### Task to complete:
Pull every "page" line out of the data below.

Recorded data
━━━
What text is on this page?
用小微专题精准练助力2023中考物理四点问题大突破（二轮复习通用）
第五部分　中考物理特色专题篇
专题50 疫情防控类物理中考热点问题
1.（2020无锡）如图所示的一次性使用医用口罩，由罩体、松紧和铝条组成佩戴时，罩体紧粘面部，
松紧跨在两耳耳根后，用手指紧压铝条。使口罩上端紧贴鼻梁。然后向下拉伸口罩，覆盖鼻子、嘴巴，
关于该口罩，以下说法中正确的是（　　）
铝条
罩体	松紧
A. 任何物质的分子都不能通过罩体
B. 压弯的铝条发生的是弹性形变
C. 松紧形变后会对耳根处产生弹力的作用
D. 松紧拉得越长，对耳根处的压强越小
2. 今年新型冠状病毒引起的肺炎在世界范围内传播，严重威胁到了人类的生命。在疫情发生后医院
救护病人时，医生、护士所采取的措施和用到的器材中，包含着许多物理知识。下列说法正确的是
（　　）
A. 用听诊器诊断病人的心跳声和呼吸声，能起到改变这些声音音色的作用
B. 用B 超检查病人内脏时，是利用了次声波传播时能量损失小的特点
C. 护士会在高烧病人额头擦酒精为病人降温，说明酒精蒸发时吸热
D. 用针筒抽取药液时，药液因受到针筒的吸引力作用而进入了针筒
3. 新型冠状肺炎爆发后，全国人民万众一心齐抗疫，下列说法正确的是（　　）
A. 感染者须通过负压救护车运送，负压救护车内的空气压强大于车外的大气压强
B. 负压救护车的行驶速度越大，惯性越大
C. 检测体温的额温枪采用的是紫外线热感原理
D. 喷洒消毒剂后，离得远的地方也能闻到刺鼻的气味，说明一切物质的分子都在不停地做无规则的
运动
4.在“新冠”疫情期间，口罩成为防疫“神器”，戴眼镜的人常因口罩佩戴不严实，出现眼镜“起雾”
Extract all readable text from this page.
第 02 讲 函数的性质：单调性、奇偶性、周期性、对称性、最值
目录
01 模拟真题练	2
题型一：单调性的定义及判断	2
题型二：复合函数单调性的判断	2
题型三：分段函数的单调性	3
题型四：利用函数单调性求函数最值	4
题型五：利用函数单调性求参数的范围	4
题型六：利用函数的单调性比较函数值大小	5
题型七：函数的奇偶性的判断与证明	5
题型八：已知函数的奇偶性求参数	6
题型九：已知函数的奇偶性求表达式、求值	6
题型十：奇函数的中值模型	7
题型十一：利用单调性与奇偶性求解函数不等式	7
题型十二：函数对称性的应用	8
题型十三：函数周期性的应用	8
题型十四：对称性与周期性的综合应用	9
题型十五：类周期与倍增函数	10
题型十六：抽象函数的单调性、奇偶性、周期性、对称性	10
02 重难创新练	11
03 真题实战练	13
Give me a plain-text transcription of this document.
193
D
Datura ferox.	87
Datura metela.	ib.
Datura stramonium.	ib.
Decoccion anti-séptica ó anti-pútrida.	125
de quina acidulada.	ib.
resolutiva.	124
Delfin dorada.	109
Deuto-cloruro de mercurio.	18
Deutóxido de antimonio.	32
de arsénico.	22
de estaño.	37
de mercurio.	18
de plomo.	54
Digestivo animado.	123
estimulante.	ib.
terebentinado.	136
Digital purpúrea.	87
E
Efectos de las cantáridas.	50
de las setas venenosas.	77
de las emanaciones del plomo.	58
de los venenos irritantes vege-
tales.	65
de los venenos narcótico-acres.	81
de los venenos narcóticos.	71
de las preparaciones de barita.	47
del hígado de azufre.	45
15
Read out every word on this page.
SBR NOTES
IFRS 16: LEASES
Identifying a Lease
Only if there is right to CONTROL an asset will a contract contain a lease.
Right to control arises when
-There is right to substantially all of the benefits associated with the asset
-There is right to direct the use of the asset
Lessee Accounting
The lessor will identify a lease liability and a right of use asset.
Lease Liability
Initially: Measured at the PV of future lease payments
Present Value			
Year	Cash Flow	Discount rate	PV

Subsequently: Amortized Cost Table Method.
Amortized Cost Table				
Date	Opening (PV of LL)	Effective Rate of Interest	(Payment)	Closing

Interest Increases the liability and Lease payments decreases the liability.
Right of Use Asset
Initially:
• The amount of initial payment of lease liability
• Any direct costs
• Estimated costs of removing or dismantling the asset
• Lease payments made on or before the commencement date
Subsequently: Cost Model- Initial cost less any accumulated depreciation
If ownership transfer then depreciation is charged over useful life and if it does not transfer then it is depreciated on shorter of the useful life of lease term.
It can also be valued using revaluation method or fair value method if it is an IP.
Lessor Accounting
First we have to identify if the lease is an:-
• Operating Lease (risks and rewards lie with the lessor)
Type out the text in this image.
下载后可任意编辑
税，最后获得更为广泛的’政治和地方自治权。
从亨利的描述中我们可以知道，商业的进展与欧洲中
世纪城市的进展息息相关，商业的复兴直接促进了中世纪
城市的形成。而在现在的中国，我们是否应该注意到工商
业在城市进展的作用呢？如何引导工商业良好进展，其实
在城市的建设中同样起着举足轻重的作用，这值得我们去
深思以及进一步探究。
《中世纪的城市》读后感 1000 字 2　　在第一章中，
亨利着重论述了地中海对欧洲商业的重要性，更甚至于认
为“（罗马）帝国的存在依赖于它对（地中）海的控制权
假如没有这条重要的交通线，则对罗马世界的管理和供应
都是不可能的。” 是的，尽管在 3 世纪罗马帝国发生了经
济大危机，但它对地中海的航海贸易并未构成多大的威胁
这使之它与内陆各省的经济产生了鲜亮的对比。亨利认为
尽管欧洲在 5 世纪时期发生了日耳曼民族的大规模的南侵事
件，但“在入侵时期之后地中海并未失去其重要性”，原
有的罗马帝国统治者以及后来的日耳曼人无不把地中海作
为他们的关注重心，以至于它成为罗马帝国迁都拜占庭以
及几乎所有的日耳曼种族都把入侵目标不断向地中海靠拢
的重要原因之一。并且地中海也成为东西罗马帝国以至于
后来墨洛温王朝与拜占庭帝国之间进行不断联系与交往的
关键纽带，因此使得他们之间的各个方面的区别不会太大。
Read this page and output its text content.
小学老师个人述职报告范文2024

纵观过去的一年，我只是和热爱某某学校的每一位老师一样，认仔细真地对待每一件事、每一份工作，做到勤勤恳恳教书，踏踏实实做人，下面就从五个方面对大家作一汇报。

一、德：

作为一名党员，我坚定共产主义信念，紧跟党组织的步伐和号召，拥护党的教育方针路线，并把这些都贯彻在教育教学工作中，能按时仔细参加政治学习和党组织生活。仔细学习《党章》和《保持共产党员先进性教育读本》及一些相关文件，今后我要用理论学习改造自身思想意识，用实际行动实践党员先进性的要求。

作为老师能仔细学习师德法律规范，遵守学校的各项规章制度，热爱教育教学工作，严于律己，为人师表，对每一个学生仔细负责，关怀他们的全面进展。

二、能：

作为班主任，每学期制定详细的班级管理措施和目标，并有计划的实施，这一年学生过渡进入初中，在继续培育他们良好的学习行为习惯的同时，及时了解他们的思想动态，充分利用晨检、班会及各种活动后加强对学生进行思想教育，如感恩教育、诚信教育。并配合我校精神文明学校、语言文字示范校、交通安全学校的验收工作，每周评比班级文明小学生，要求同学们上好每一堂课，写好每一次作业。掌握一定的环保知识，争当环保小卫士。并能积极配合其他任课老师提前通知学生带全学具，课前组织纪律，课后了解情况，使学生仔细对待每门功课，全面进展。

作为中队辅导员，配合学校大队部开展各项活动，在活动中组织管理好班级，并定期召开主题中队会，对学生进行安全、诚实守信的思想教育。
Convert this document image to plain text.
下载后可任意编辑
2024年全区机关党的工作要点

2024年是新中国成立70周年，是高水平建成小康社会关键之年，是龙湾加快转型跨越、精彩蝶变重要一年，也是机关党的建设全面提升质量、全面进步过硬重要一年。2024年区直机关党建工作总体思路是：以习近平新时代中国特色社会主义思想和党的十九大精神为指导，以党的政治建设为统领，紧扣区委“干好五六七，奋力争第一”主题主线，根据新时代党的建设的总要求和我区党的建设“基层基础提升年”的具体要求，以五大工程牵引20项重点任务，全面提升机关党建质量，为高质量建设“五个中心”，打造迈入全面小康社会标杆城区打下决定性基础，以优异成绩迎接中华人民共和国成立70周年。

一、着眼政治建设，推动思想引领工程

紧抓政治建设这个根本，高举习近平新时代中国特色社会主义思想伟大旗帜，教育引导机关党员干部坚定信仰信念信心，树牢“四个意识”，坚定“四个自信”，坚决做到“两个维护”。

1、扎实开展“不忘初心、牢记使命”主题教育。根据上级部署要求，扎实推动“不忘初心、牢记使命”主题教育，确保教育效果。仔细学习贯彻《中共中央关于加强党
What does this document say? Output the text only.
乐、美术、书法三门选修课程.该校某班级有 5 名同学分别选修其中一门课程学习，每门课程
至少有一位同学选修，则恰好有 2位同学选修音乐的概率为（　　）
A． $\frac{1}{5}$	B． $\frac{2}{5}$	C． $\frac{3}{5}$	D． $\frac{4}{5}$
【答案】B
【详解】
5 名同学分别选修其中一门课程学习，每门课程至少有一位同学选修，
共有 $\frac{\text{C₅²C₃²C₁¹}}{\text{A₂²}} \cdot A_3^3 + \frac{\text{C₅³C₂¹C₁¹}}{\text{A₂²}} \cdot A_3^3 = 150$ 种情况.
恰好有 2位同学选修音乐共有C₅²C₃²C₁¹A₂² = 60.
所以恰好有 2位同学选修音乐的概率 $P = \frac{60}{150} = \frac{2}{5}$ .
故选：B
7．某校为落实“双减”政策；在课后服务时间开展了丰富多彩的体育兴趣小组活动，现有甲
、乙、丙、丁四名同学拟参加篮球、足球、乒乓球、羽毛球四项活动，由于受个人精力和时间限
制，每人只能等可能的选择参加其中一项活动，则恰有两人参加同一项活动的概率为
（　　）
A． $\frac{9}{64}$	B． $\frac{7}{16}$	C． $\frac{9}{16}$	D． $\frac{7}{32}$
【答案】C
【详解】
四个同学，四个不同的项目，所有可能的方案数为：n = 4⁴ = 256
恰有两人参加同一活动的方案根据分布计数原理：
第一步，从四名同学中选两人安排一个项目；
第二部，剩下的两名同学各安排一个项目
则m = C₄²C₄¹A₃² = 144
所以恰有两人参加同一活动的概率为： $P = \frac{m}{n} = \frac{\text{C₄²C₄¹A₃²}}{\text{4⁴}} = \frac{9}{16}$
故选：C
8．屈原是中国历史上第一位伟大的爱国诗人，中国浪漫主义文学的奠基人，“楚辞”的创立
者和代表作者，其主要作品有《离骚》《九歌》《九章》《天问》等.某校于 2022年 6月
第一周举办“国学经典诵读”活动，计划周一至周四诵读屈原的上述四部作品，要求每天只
━━━
### Written answer:
What text is on this page?
Extract all readable text from this page.
Read out every word on this page.
Read this page and output its text content.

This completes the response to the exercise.